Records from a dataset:

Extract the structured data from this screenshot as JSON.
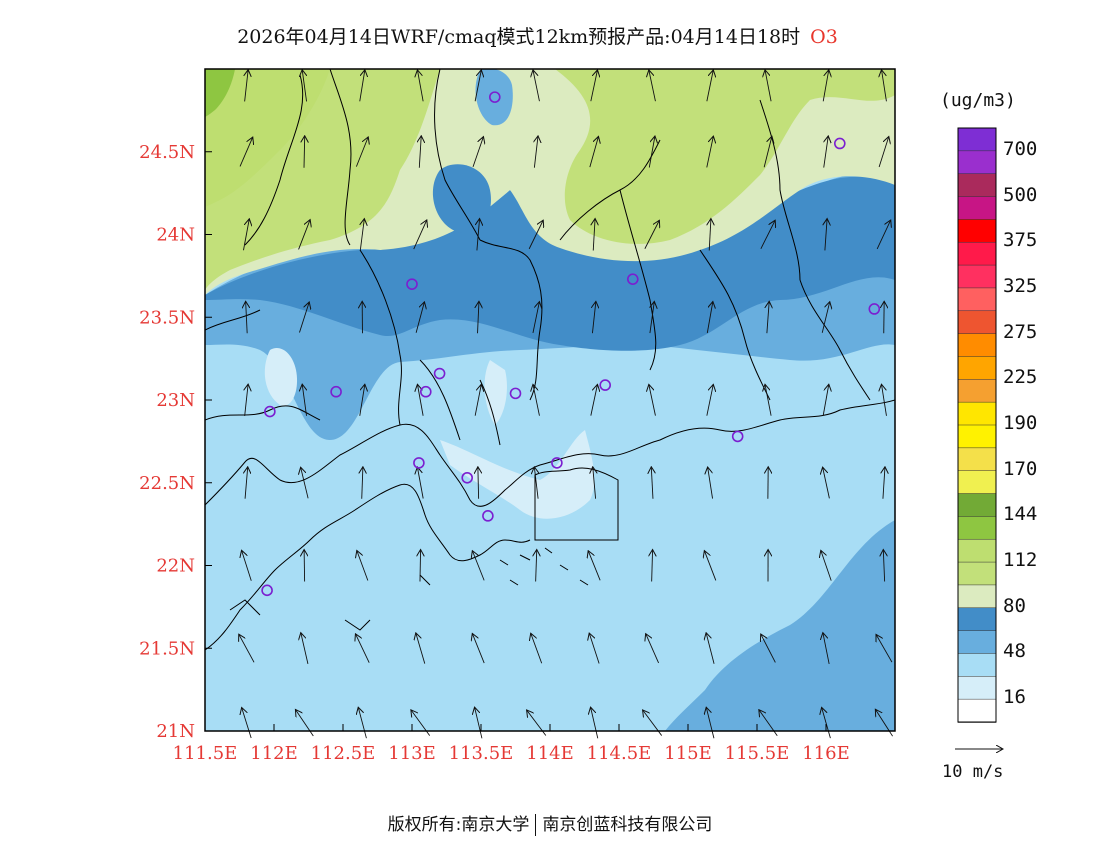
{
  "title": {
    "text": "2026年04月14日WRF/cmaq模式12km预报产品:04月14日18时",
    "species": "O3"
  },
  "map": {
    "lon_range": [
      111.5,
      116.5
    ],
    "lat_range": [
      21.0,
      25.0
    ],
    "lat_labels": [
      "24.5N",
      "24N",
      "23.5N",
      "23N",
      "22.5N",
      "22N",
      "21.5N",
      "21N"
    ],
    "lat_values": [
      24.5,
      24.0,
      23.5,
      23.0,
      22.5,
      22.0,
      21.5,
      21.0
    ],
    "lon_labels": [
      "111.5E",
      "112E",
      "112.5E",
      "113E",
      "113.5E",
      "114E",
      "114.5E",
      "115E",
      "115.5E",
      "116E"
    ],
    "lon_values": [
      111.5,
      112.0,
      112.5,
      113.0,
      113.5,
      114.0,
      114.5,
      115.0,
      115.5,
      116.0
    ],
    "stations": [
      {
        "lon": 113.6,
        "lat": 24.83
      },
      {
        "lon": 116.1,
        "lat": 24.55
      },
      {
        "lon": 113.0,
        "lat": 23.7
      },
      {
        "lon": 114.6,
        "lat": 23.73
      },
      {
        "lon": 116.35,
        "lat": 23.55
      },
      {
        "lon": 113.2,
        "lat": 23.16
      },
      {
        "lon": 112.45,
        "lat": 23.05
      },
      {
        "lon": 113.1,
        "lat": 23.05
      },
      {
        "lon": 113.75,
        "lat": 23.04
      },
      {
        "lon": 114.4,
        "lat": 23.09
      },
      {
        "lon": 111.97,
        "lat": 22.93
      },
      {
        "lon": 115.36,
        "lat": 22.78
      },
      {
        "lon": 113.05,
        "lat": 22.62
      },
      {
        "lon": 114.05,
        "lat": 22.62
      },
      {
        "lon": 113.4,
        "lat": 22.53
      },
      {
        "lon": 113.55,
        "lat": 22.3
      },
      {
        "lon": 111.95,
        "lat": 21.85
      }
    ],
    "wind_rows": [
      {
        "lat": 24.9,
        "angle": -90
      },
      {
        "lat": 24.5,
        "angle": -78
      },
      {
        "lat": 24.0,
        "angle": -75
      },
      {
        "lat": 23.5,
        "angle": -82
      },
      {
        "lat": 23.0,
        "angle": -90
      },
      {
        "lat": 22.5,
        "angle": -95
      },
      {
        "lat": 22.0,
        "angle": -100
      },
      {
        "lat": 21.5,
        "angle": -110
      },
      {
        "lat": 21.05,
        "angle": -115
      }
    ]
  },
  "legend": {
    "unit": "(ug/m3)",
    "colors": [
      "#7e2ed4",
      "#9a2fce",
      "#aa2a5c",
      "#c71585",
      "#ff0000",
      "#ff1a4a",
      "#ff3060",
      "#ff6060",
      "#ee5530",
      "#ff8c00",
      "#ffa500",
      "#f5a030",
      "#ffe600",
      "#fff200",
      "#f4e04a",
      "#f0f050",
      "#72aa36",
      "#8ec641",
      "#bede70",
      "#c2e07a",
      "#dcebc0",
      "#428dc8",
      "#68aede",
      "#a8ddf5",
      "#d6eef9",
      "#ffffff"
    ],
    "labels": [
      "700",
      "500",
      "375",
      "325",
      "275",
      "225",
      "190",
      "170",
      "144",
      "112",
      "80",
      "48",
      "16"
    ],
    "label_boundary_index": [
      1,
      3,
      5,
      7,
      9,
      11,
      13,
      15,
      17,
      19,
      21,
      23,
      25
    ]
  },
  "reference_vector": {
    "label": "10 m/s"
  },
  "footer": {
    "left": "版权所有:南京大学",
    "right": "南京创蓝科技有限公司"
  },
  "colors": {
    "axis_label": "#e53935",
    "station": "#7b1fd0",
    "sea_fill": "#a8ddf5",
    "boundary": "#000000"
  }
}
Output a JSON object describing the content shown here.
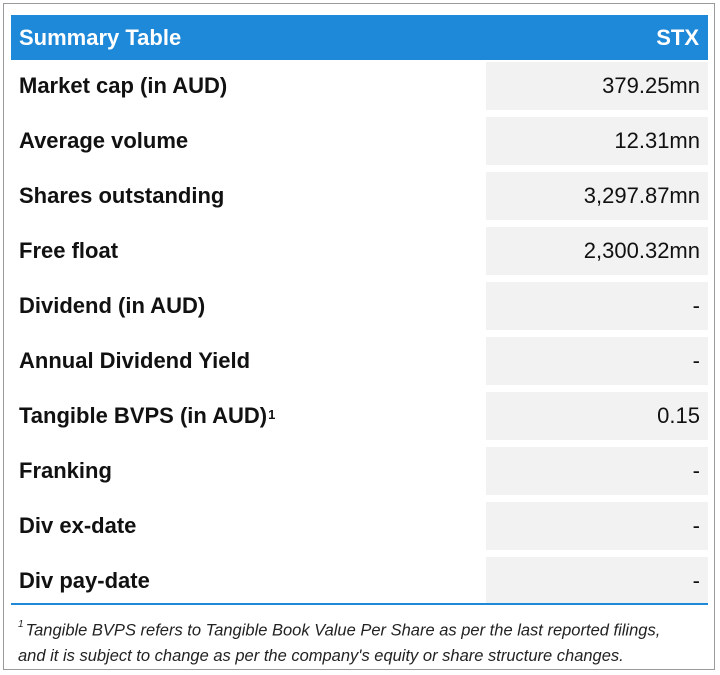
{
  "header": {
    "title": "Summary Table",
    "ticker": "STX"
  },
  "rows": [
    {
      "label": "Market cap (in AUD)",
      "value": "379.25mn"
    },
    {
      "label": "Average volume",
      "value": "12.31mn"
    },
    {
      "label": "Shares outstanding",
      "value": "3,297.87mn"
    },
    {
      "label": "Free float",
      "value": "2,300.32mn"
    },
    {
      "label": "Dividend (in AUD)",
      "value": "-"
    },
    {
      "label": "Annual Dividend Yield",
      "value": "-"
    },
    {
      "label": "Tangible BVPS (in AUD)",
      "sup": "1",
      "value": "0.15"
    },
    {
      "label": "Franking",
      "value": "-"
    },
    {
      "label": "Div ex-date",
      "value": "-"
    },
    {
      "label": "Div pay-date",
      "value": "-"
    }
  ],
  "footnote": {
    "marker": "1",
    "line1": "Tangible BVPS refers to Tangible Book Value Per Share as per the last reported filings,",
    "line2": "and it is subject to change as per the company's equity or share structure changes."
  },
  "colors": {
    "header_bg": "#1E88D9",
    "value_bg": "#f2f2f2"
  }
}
* * *
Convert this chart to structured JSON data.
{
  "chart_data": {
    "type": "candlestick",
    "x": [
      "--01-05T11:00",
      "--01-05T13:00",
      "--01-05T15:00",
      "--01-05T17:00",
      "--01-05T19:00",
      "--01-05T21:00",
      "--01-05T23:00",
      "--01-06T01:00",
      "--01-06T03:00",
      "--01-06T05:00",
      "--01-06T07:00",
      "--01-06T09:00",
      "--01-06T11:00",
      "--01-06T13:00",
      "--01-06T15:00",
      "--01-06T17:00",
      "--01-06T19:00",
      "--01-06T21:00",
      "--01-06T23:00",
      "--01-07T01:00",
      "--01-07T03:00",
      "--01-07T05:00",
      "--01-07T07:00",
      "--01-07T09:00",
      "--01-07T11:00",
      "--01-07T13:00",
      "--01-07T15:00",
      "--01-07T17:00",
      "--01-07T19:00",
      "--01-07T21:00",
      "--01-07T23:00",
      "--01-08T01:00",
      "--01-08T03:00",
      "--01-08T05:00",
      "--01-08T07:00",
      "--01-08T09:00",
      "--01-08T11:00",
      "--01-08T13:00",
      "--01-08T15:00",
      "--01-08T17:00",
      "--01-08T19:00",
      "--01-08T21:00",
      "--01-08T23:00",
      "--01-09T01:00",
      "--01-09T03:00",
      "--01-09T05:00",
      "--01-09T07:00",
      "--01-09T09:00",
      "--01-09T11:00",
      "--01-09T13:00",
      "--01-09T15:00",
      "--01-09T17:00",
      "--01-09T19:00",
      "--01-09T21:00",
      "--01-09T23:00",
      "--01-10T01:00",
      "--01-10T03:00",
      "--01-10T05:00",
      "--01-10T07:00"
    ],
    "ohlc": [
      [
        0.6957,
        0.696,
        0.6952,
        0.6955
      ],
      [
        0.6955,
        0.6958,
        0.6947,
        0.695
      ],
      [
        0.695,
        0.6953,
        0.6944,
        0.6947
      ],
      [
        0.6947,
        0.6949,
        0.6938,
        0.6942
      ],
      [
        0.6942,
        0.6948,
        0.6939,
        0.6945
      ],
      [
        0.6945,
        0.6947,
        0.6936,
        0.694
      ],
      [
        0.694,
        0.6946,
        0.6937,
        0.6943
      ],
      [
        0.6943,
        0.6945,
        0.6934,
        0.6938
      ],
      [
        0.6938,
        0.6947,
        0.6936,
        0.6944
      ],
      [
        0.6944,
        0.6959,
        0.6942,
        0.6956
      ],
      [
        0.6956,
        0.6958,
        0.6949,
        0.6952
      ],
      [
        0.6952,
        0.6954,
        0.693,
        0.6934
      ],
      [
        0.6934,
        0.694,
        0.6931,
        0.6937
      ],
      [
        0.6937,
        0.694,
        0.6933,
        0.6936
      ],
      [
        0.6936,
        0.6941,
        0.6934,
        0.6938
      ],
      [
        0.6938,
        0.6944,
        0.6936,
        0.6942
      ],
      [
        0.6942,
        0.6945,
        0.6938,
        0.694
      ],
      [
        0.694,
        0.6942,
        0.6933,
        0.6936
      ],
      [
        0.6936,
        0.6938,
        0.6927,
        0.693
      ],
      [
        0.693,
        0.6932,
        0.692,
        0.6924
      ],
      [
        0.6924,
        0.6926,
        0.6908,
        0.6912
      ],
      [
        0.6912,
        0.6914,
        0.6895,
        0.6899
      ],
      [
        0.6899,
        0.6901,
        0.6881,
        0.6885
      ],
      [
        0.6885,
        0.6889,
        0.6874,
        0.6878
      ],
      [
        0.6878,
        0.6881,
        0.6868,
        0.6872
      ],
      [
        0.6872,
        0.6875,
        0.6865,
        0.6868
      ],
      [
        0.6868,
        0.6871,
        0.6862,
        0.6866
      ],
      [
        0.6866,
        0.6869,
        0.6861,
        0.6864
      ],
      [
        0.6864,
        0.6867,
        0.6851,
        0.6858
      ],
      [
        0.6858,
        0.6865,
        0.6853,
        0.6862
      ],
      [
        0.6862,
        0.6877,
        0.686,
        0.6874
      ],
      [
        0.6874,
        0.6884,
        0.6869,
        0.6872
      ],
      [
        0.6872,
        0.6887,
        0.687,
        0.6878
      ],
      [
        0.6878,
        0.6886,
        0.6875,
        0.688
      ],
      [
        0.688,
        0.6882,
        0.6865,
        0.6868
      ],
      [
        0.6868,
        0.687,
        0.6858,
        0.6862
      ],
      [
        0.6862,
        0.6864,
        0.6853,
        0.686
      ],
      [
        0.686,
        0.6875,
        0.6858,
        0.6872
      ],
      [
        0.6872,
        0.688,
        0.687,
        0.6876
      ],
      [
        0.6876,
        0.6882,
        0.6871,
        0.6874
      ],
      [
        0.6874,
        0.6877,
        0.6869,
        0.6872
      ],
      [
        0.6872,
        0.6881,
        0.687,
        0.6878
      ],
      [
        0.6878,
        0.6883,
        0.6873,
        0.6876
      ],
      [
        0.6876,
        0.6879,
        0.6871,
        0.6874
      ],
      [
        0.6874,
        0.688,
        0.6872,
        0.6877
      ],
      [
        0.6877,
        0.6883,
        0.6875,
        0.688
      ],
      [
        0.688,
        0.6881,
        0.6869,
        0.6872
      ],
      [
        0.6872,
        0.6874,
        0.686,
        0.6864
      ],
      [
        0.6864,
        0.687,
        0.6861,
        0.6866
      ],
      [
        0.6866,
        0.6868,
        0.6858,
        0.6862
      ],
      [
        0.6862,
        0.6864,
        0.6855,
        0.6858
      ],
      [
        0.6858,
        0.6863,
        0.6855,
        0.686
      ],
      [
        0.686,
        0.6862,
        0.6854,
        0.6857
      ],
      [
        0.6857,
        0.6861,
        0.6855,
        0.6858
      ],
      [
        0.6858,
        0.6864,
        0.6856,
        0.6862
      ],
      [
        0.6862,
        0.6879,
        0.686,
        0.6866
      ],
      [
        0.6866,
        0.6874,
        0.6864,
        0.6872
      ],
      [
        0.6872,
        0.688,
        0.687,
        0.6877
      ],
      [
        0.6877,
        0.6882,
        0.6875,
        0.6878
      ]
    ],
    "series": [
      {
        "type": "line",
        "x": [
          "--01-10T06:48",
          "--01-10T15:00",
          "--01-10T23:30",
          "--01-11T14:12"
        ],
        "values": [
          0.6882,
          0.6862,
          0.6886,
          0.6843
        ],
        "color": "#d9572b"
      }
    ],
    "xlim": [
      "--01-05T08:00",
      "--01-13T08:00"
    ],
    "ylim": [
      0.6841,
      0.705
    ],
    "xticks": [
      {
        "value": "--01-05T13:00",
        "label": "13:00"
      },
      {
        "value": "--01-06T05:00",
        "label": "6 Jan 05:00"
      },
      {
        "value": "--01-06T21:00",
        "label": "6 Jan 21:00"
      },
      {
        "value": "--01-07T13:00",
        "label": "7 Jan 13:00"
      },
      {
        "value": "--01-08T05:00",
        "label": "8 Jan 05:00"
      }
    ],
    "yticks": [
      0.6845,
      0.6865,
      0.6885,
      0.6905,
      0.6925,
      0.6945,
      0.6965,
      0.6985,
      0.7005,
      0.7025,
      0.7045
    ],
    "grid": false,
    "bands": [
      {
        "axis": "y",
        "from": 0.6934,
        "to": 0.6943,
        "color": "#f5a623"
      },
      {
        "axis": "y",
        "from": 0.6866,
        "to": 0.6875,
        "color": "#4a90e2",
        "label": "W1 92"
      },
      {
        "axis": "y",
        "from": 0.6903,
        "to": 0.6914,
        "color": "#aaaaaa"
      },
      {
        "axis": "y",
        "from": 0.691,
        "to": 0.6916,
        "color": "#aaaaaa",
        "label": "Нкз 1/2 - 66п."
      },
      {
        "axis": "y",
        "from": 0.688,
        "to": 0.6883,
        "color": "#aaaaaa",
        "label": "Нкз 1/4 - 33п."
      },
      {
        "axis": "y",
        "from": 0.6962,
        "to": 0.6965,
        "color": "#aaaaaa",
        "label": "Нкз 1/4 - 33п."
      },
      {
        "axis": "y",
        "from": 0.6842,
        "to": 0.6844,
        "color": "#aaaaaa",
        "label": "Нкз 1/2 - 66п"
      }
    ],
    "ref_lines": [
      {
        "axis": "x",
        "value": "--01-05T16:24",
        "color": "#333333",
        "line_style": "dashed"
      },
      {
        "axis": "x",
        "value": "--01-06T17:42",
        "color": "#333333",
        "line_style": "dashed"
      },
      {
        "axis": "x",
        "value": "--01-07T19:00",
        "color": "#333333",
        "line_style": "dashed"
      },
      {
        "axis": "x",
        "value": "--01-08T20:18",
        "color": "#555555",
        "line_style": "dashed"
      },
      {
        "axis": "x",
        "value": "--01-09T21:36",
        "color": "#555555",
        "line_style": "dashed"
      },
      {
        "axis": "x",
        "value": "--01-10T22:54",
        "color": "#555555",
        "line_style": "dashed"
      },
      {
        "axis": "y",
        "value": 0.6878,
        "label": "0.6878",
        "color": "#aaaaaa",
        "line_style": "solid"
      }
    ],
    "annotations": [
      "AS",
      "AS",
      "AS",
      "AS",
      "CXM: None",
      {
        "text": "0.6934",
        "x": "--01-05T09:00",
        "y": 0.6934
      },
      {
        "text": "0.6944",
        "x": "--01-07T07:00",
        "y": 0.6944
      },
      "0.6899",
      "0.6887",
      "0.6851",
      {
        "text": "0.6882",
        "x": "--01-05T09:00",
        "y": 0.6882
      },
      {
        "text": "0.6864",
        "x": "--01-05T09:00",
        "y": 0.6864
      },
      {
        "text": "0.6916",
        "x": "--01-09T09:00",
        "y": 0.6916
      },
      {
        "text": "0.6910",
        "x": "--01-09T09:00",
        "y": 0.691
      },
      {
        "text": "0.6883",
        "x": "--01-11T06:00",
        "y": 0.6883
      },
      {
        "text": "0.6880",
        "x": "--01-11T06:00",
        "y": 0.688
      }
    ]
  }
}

• **Instructions for the task**: The records are above. How many lines in them contain the word "this"? Give the number alone.

• **Task response**: 2